▸ **Problem to work on**:
Duplicate the records below verbatim, leaving out the pictures.

▸ **Dataset records**:
========================================

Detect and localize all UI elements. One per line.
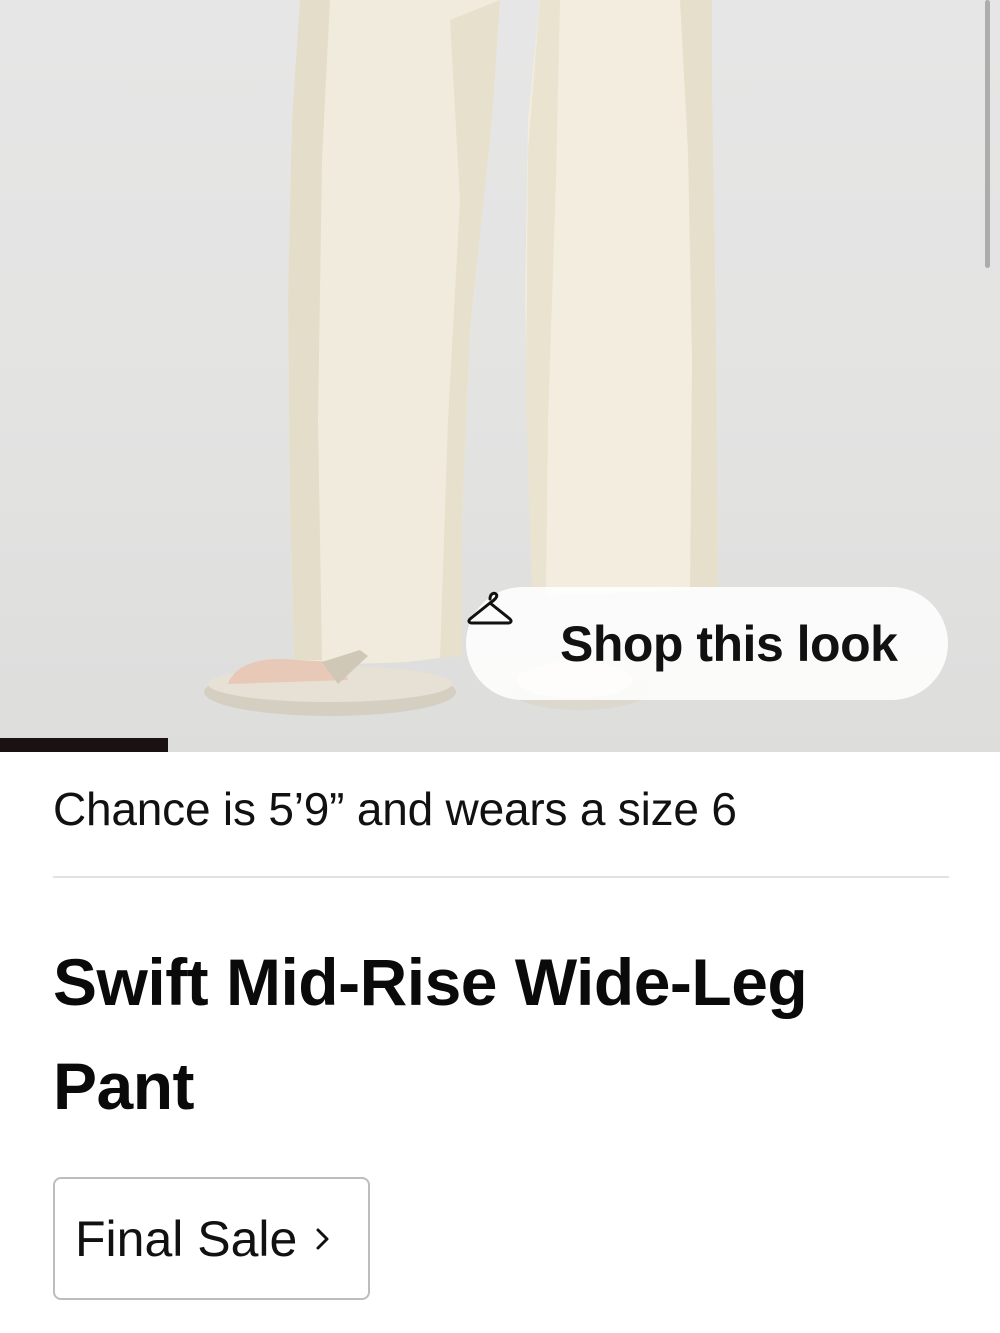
product-title: Swift Mid-Rise Wide-Leg Pant <box>53 945 808 1123</box>
shop-this-look-label: Shop this look <box>560 615 898 672</box>
final-sale-button[interactable]: Final Sale <box>53 1177 370 1300</box>
divider <box>53 876 949 878</box>
shop-this-look-button[interactable]: Shop this look <box>466 587 948 700</box>
model-size-info: Chance is 5’9” and wears a size 6 <box>53 783 737 835</box>
hanger-icon <box>467 591 544 664</box>
final-sale-label: Final Sale <box>75 1210 298 1267</box>
gallery-progress-bar <box>0 738 168 752</box>
chevron-right-icon <box>313 1224 333 1254</box>
scroll-indicator[interactable] <box>985 0 990 268</box>
product-image[interactable]: Shop this look <box>0 0 1000 752</box>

========================================

▸ **Solution for this exercise**:
Detect and localize all UI elements. One per line.
product-title: Swift Mid-Rise Wide-Leg Pant <box>53 945 808 1123</box>
shop-this-look-label: Shop this look <box>560 615 898 672</box>
final-sale-button[interactable]: Final Sale <box>53 1177 370 1300</box>
divider <box>53 876 949 878</box>
shop-this-look-button[interactable]: Shop this look <box>466 587 948 700</box>
model-size-info: Chance is 5’9” and wears a size 6 <box>53 783 737 835</box>
hanger-icon <box>467 591 544 664</box>
final-sale-label: Final Sale <box>75 1210 298 1267</box>
gallery-progress-bar <box>0 738 168 752</box>
chevron-right-icon <box>313 1224 333 1254</box>
scroll-indicator[interactable] <box>985 0 990 268</box>
product-image[interactable]: Shop this look <box>0 0 1000 752</box>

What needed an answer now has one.